(Region boundary records)
┌────────

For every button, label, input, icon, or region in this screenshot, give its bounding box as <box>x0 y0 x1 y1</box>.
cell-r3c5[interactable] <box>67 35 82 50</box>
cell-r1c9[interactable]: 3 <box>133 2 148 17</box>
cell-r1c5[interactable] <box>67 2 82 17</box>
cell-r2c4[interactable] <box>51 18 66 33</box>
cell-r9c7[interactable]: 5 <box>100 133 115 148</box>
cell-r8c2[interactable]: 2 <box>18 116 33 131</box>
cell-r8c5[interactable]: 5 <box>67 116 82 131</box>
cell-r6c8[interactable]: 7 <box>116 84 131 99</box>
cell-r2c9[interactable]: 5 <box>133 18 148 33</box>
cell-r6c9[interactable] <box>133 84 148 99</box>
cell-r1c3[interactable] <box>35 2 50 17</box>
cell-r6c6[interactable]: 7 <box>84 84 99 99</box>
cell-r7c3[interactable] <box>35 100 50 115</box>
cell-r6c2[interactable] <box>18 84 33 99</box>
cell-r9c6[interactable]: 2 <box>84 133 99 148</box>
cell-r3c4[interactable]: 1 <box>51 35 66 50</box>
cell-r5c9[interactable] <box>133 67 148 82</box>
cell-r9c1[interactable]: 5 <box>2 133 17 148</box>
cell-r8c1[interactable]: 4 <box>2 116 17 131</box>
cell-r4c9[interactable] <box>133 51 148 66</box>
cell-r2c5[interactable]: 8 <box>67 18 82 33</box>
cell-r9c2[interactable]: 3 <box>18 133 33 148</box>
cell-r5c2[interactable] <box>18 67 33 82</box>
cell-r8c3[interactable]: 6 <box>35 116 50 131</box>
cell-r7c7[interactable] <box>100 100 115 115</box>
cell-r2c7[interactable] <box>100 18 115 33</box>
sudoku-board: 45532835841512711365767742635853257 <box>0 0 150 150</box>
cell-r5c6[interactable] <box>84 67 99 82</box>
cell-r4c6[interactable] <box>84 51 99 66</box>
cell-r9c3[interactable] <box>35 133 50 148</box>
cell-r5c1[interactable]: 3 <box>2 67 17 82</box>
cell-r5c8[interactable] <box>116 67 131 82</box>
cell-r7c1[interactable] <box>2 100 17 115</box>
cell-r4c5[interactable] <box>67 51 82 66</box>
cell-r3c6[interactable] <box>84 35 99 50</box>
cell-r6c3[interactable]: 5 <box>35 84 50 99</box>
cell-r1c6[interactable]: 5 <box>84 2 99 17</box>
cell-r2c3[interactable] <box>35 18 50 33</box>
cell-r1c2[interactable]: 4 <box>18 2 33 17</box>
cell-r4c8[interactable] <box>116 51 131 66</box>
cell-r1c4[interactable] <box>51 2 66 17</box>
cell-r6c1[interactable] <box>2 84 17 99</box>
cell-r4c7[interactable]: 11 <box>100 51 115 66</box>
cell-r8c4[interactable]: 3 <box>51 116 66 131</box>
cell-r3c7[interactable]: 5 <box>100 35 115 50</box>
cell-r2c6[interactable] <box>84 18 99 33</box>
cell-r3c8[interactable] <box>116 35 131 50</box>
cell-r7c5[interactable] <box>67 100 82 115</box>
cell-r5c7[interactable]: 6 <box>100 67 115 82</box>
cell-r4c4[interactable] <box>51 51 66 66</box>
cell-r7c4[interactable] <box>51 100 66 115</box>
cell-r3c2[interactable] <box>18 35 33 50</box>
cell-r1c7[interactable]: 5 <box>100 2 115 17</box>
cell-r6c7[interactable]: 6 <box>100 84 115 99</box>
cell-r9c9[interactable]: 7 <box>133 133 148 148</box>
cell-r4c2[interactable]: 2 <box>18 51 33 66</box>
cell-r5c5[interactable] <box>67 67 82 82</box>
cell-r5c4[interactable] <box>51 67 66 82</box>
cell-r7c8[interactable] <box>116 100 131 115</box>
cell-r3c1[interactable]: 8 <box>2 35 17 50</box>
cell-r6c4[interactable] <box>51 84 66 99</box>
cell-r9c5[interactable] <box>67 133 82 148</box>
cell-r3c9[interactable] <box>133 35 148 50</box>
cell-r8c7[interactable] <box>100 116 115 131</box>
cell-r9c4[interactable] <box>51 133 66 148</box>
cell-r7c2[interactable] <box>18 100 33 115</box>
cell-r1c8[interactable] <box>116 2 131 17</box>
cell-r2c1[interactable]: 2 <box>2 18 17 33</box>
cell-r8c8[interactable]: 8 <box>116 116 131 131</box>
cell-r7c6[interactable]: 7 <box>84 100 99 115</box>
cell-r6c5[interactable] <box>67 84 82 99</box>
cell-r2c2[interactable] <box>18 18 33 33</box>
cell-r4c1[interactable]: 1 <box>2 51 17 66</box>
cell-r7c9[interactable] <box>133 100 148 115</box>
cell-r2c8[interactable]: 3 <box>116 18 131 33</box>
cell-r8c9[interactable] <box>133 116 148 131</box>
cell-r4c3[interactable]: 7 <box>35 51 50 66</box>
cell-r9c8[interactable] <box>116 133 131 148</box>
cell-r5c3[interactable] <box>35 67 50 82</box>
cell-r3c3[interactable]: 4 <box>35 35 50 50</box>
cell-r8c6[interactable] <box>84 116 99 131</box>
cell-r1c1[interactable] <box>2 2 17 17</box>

└────────

### GOAL OF THE EXERCISE
Copy every line of the records above word for word, in the same order.

### RESULT
For every button, label, input, icon, or region in this screenshot, give its bounding box as <box>x0 y0 x1 y1</box>.
cell-r3c5[interactable] <box>67 35 82 50</box>
cell-r1c9[interactable]: 3 <box>133 2 148 17</box>
cell-r1c5[interactable] <box>67 2 82 17</box>
cell-r2c4[interactable] <box>51 18 66 33</box>
cell-r9c7[interactable]: 5 <box>100 133 115 148</box>
cell-r8c2[interactable]: 2 <box>18 116 33 131</box>
cell-r8c5[interactable]: 5 <box>67 116 82 131</box>
cell-r6c8[interactable]: 7 <box>116 84 131 99</box>
cell-r2c9[interactable]: 5 <box>133 18 148 33</box>
cell-r6c9[interactable] <box>133 84 148 99</box>
cell-r1c3[interactable] <box>35 2 50 17</box>
cell-r6c6[interactable]: 7 <box>84 84 99 99</box>
cell-r7c3[interactable] <box>35 100 50 115</box>
cell-r6c2[interactable] <box>18 84 33 99</box>
cell-r9c6[interactable]: 2 <box>84 133 99 148</box>
cell-r3c4[interactable]: 1 <box>51 35 66 50</box>
cell-r5c9[interactable] <box>133 67 148 82</box>
cell-r9c1[interactable]: 5 <box>2 133 17 148</box>
cell-r8c1[interactable]: 4 <box>2 116 17 131</box>
cell-r4c9[interactable] <box>133 51 148 66</box>
cell-r2c5[interactable]: 8 <box>67 18 82 33</box>
cell-r9c2[interactable]: 3 <box>18 133 33 148</box>
cell-r5c2[interactable] <box>18 67 33 82</box>
cell-r8c3[interactable]: 6 <box>35 116 50 131</box>
cell-r7c7[interactable] <box>100 100 115 115</box>
cell-r2c7[interactable] <box>100 18 115 33</box>
sudoku-board: 45532835841512711365767742635853257 <box>0 0 150 150</box>
cell-r5c6[interactable] <box>84 67 99 82</box>
cell-r4c6[interactable] <box>84 51 99 66</box>
cell-r9c3[interactable] <box>35 133 50 148</box>
cell-r5c1[interactable]: 3 <box>2 67 17 82</box>
cell-r5c8[interactable] <box>116 67 131 82</box>
cell-r7c1[interactable] <box>2 100 17 115</box>
cell-r4c5[interactable] <box>67 51 82 66</box>
cell-r3c6[interactable] <box>84 35 99 50</box>
cell-r6c3[interactable]: 5 <box>35 84 50 99</box>
cell-r1c6[interactable]: 5 <box>84 2 99 17</box>
cell-r2c3[interactable] <box>35 18 50 33</box>
cell-r1c2[interactable]: 4 <box>18 2 33 17</box>
cell-r4c8[interactable] <box>116 51 131 66</box>
cell-r1c4[interactable] <box>51 2 66 17</box>
cell-r6c1[interactable] <box>2 84 17 99</box>
cell-r4c7[interactable]: 11 <box>100 51 115 66</box>
cell-r8c4[interactable]: 3 <box>51 116 66 131</box>
cell-r3c7[interactable]: 5 <box>100 35 115 50</box>
cell-r2c6[interactable] <box>84 18 99 33</box>
cell-r3c8[interactable] <box>116 35 131 50</box>
cell-r7c5[interactable] <box>67 100 82 115</box>
cell-r5c7[interactable]: 6 <box>100 67 115 82</box>
cell-r4c4[interactable] <box>51 51 66 66</box>
cell-r7c4[interactable] <box>51 100 66 115</box>
cell-r3c2[interactable] <box>18 35 33 50</box>
cell-r1c7[interactable]: 5 <box>100 2 115 17</box>
cell-r6c7[interactable]: 6 <box>100 84 115 99</box>
cell-r9c9[interactable]: 7 <box>133 133 148 148</box>
cell-r4c2[interactable]: 2 <box>18 51 33 66</box>
cell-r5c5[interactable] <box>67 67 82 82</box>
cell-r5c4[interactable] <box>51 67 66 82</box>
cell-r7c8[interactable] <box>116 100 131 115</box>
cell-r3c1[interactable]: 8 <box>2 35 17 50</box>
cell-r6c4[interactable] <box>51 84 66 99</box>
cell-r9c5[interactable] <box>67 133 82 148</box>
cell-r3c9[interactable] <box>133 35 148 50</box>
cell-r8c7[interactable] <box>100 116 115 131</box>
cell-r9c4[interactable] <box>51 133 66 148</box>
cell-r7c2[interactable] <box>18 100 33 115</box>
cell-r1c8[interactable] <box>116 2 131 17</box>
cell-r2c1[interactable]: 2 <box>2 18 17 33</box>
cell-r8c8[interactable]: 8 <box>116 116 131 131</box>
cell-r7c6[interactable]: 7 <box>84 100 99 115</box>
cell-r6c5[interactable] <box>67 84 82 99</box>
cell-r2c2[interactable] <box>18 18 33 33</box>
cell-r4c1[interactable]: 1 <box>2 51 17 66</box>
cell-r7c9[interactable] <box>133 100 148 115</box>
cell-r2c8[interactable]: 3 <box>116 18 131 33</box>
cell-r8c9[interactable] <box>133 116 148 131</box>
cell-r4c3[interactable]: 7 <box>35 51 50 66</box>
cell-r9c8[interactable] <box>116 133 131 148</box>
cell-r5c3[interactable] <box>35 67 50 82</box>
cell-r3c3[interactable]: 4 <box>35 35 50 50</box>
cell-r8c6[interactable] <box>84 116 99 131</box>
cell-r1c1[interactable] <box>2 2 17 17</box>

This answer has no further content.